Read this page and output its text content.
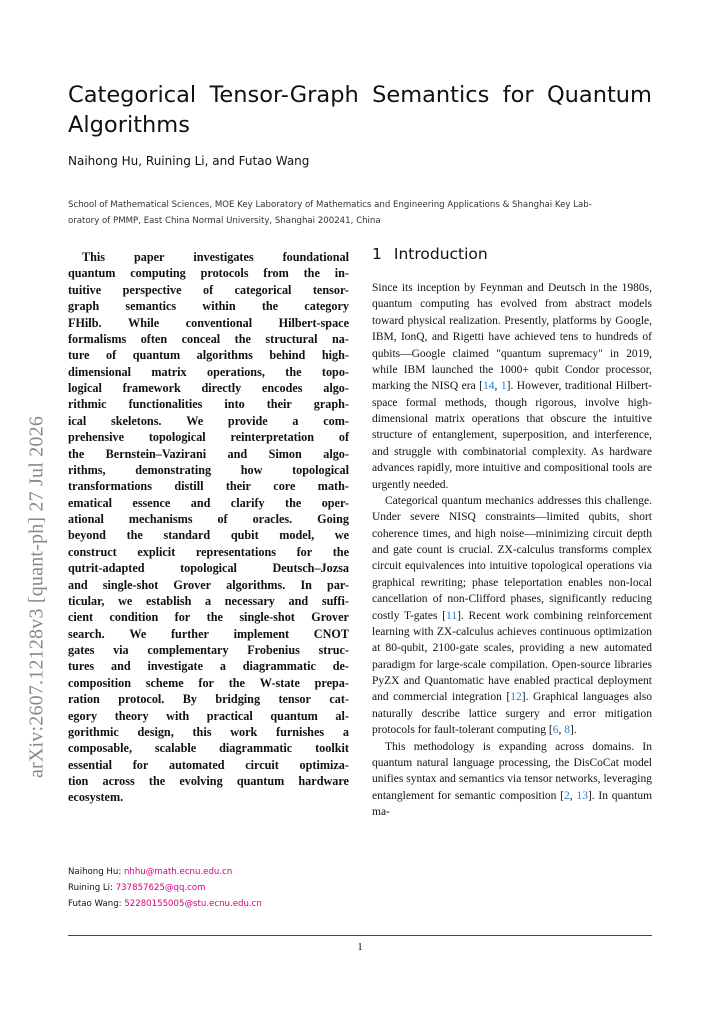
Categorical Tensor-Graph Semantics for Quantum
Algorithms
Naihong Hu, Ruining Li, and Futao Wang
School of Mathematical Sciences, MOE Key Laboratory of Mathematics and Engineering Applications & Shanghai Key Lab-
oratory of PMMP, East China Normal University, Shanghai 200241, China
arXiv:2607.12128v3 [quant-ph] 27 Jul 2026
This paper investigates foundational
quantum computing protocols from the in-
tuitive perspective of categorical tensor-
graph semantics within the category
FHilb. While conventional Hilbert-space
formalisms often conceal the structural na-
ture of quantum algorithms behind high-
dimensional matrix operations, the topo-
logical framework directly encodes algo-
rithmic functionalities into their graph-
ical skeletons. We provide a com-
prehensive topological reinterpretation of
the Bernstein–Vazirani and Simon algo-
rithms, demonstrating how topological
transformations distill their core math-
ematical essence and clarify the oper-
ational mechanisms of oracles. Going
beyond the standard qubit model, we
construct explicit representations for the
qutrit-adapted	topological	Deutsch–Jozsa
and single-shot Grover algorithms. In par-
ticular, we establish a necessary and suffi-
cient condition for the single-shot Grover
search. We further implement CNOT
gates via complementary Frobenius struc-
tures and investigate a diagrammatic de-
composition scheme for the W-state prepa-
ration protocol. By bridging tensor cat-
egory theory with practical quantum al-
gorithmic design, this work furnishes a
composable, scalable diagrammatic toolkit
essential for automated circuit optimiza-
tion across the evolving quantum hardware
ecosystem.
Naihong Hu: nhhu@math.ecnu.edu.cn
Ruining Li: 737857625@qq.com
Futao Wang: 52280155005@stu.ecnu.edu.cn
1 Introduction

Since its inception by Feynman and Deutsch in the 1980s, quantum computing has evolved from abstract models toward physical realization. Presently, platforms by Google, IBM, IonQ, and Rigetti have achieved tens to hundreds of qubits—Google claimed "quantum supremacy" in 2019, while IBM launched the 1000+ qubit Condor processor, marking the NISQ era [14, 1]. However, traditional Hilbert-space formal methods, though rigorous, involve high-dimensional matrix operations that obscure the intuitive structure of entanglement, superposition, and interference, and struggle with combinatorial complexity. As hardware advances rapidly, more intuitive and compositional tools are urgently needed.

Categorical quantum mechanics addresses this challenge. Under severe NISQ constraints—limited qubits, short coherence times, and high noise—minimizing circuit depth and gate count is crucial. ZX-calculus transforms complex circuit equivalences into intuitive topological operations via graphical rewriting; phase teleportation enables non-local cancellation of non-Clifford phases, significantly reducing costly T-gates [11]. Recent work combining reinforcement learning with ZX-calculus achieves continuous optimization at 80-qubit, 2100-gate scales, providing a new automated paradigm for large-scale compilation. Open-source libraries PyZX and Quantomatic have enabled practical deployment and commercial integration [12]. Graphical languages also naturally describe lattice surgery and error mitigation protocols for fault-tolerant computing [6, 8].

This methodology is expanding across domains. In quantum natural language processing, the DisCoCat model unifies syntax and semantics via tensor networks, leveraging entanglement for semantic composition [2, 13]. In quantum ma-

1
===
# PROBLEM REQUIREMENTS:
Copy everything in the records above except the pictures, exactly as written.

# EXPECTED OUTPUT:
Read this page and output its text content.
Categorical Tensor-Graph Semantics for Quantum
Algorithms
Naihong Hu, Ruining Li, and Futao Wang
School of Mathematical Sciences, MOE Key Laboratory of Mathematics and Engineering Applications & Shanghai Key Lab-
oratory of PMMP, East China Normal University, Shanghai 200241, China
arXiv:2607.12128v3 [quant-ph] 27 Jul 2026
This paper investigates foundational
quantum computing protocols from the in-
tuitive perspective of categorical tensor-
graph semantics within the category
FHilb. While conventional Hilbert-space
formalisms often conceal the structural na-
ture of quantum algorithms behind high-
dimensional matrix operations, the topo-
logical framework directly encodes algo-
rithmic functionalities into their graph-
ical skeletons. We provide a com-
prehensive topological reinterpretation of
the Bernstein–Vazirani and Simon algo-
rithms, demonstrating how topological
transformations distill their core math-
ematical essence and clarify the oper-
ational mechanisms of oracles. Going
beyond the standard qubit model, we
construct explicit representations for the
qutrit-adapted	topological	Deutsch–Jozsa
and single-shot Grover algorithms. In par-
ticular, we establish a necessary and suffi-
cient condition for the single-shot Grover
search. We further implement CNOT
gates via complementary Frobenius struc-
tures and investigate a diagrammatic de-
composition scheme for the W-state prepa-
ration protocol. By bridging tensor cat-
egory theory with practical quantum al-
gorithmic design, this work furnishes a
composable, scalable diagrammatic toolkit
essential for automated circuit optimiza-
tion across the evolving quantum hardware
ecosystem.
Naihong Hu: nhhu@math.ecnu.edu.cn
Ruining Li: 737857625@qq.com
Futao Wang: 52280155005@stu.ecnu.edu.cn
1 Introduction

Since its inception by Feynman and Deutsch in the 1980s, quantum computing has evolved from abstract models toward physical realization. Presently, platforms by Google, IBM, IonQ, and Rigetti have achieved tens to hundreds of qubits—Google claimed "quantum supremacy" in 2019, while IBM launched the 1000+ qubit Condor processor, marking the NISQ era [14, 1]. However, traditional Hilbert-space formal methods, though rigorous, involve high-dimensional matrix operations that obscure the intuitive structure of entanglement, superposition, and interference, and struggle with combinatorial complexity. As hardware advances rapidly, more intuitive and compositional tools are urgently needed.

Categorical quantum mechanics addresses this challenge. Under severe NISQ constraints—limited qubits, short coherence times, and high noise—minimizing circuit depth and gate count is crucial. ZX-calculus transforms complex circuit equivalences into intuitive topological operations via graphical rewriting; phase teleportation enables non-local cancellation of non-Clifford phases, significantly reducing costly T-gates [11]. Recent work combining reinforcement learning with ZX-calculus achieves continuous optimization at 80-qubit, 2100-gate scales, providing a new automated paradigm for large-scale compilation. Open-source libraries PyZX and Quantomatic have enabled practical deployment and commercial integration [12]. Graphical languages also naturally describe lattice surgery and error mitigation protocols for fault-tolerant computing [6, 8].

This methodology is expanding across domains. In quantum natural language processing, the DisCoCat model unifies syntax and semantics via tensor networks, leveraging entanglement for semantic composition [2, 13]. In quantum ma-

1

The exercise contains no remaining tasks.